Record list >>
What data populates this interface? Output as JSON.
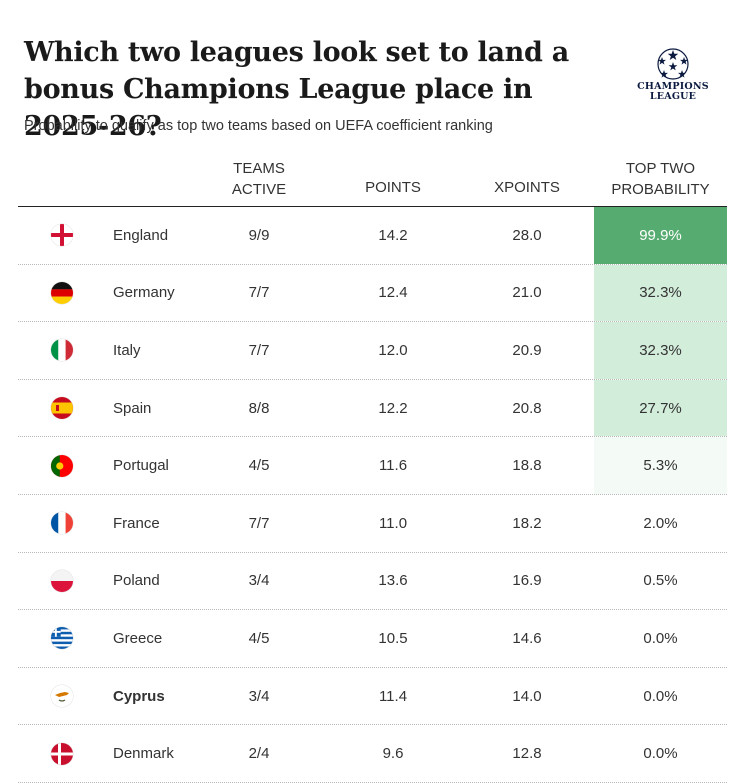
{
  "title": "Which two leagues look set to land a bonus Champions League place in 2025-26?",
  "subtitle": "Probability to qualify as top two teams based on UEFA coefficient ranking",
  "logo": {
    "line1": "CHAMPIONS",
    "line2": "LEAGUE",
    "icon": "star-ball-icon"
  },
  "columns": {
    "teams_active": [
      "TEAMS",
      "ACTIVE"
    ],
    "points": "POINTS",
    "xpoints": "XPOINTS",
    "probability": [
      "TOP TWO",
      "PROBABILITY"
    ]
  },
  "colors": {
    "accent_strong": "#56ac70",
    "accent_light": "#d3eddb",
    "accent_faint": "#f4faf6",
    "header_rule": "#222222"
  },
  "chart_data": {
    "type": "table",
    "title": "Which two leagues look set to land a bonus Champions League place in 2025-26?",
    "subtitle": "Probability to qualify as top two teams based on UEFA coefficient ranking",
    "columns": [
      "",
      "TEAMS ACTIVE",
      "POINTS",
      "XPOINTS",
      "TOP TWO PROBABILITY"
    ],
    "rows": [
      {
        "country": "England",
        "flag": "england-flag-icon",
        "teams": "9/9",
        "points": "14.2",
        "xpoints": "28.0",
        "prob": "99.9%",
        "prob_value": 99.9
      },
      {
        "country": "Germany",
        "flag": "germany-flag-icon",
        "teams": "7/7",
        "points": "12.4",
        "xpoints": "21.0",
        "prob": "32.3%",
        "prob_value": 32.3
      },
      {
        "country": "Italy",
        "flag": "italy-flag-icon",
        "teams": "7/7",
        "points": "12.0",
        "xpoints": "20.9",
        "prob": "32.3%",
        "prob_value": 32.3
      },
      {
        "country": "Spain",
        "flag": "spain-flag-icon",
        "teams": "8/8",
        "points": "12.2",
        "xpoints": "20.8",
        "prob": "27.7%",
        "prob_value": 27.7
      },
      {
        "country": "Portugal",
        "flag": "portugal-flag-icon",
        "teams": "4/5",
        "points": "11.6",
        "xpoints": "18.8",
        "prob": "5.3%",
        "prob_value": 5.3
      },
      {
        "country": "France",
        "flag": "france-flag-icon",
        "teams": "7/7",
        "points": "11.0",
        "xpoints": "18.2",
        "prob": "2.0%",
        "prob_value": 2.0
      },
      {
        "country": "Poland",
        "flag": "poland-flag-icon",
        "teams": "3/4",
        "points": "13.6",
        "xpoints": "16.9",
        "prob": "0.5%",
        "prob_value": 0.5
      },
      {
        "country": "Greece",
        "flag": "greece-flag-icon",
        "teams": "4/5",
        "points": "10.5",
        "xpoints": "14.6",
        "prob": "0.0%",
        "prob_value": 0.0
      },
      {
        "country": "Cyprus",
        "flag": "cyprus-flag-icon",
        "teams": "3/4",
        "points": "11.4",
        "xpoints": "14.0",
        "prob": "0.0%",
        "prob_value": 0.0
      },
      {
        "country": "Denmark",
        "flag": "denmark-flag-icon",
        "teams": "2/4",
        "points": "9.6",
        "xpoints": "12.8",
        "prob": "0.0%",
        "prob_value": 0.0
      }
    ]
  }
}
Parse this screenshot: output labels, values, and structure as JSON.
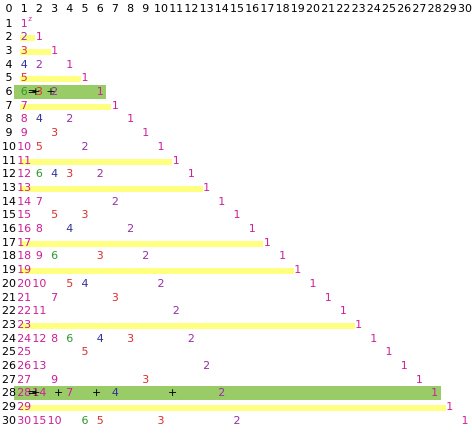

Challenge >> Leave out the pictures and copy the rest of the material above exactly.

Result for this task >>
What data populates this interface? Output as JSON.
{
  "title": "Which two leagues look set to land a bonus Champions League place in 2025-26?",
  "subtitle": "Probability to qualify as top two teams based on UEFA coefficient ranking",
  "logo": {
    "line1": "CHAMPIONS",
    "line2": "LEAGUE",
    "icon": "star-ball-icon"
  },
  "columns": {
    "teams_active": [
      "TEAMS",
      "ACTIVE"
    ],
    "points": "POINTS",
    "xpoints": "XPOINTS",
    "probability": [
      "TOP TWO",
      "PROBABILITY"
    ]
  },
  "colors": {
    "accent_strong": "#56ac70",
    "accent_light": "#d3eddb",
    "accent_faint": "#f4faf6",
    "header_rule": "#222222"
  },
  "chart_data": {
    "type": "table",
    "title": "Which two leagues look set to land a bonus Champions League place in 2025-26?",
    "subtitle": "Probability to qualify as top two teams based on UEFA coefficient ranking",
    "columns": [
      "",
      "TEAMS ACTIVE",
      "POINTS",
      "XPOINTS",
      "TOP TWO PROBABILITY"
    ],
    "rows": [
      {
        "country": "England",
        "flag": "england-flag-icon",
        "teams": "9/9",
        "points": "14.2",
        "xpoints": "28.0",
        "prob": "99.9%",
        "prob_value": 99.9
      },
      {
        "country": "Germany",
        "flag": "germany-flag-icon",
        "teams": "7/7",
        "points": "12.4",
        "xpoints": "21.0",
        "prob": "32.3%",
        "prob_value": 32.3
      },
      {
        "country": "Italy",
        "flag": "italy-flag-icon",
        "teams": "7/7",
        "points": "12.0",
        "xpoints": "20.9",
        "prob": "32.3%",
        "prob_value": 32.3
      },
      {
        "country": "Spain",
        "flag": "spain-flag-icon",
        "teams": "8/8",
        "points": "12.2",
        "xpoints": "20.8",
        "prob": "27.7%",
        "prob_value": 27.7
      },
      {
        "country": "Portugal",
        "flag": "portugal-flag-icon",
        "teams": "4/5",
        "points": "11.6",
        "xpoints": "18.8",
        "prob": "5.3%",
        "prob_value": 5.3
      },
      {
        "country": "France",
        "flag": "france-flag-icon",
        "teams": "7/7",
        "points": "11.0",
        "xpoints": "18.2",
        "prob": "2.0%",
        "prob_value": 2.0
      },
      {
        "country": "Poland",
        "flag": "poland-flag-icon",
        "teams": "3/4",
        "points": "13.6",
        "xpoints": "16.9",
        "prob": "0.5%",
        "prob_value": 0.5
      },
      {
        "country": "Greece",
        "flag": "greece-flag-icon",
        "teams": "4/5",
        "points": "10.5",
        "xpoints": "14.6",
        "prob": "0.0%",
        "prob_value": 0.0
      },
      {
        "country": "Cyprus",
        "flag": "cyprus-flag-icon",
        "teams": "3/4",
        "points": "11.4",
        "xpoints": "14.0",
        "prob": "0.0%",
        "prob_value": 0.0
      },
      {
        "country": "Denmark",
        "flag": "denmark-flag-icon",
        "teams": "2/4",
        "points": "9.6",
        "xpoints": "12.8",
        "prob": "0.0%",
        "prob_value": 0.0
      }
    ]
  }
}
Parse this screenshot: output labels, values, and structure as JSON.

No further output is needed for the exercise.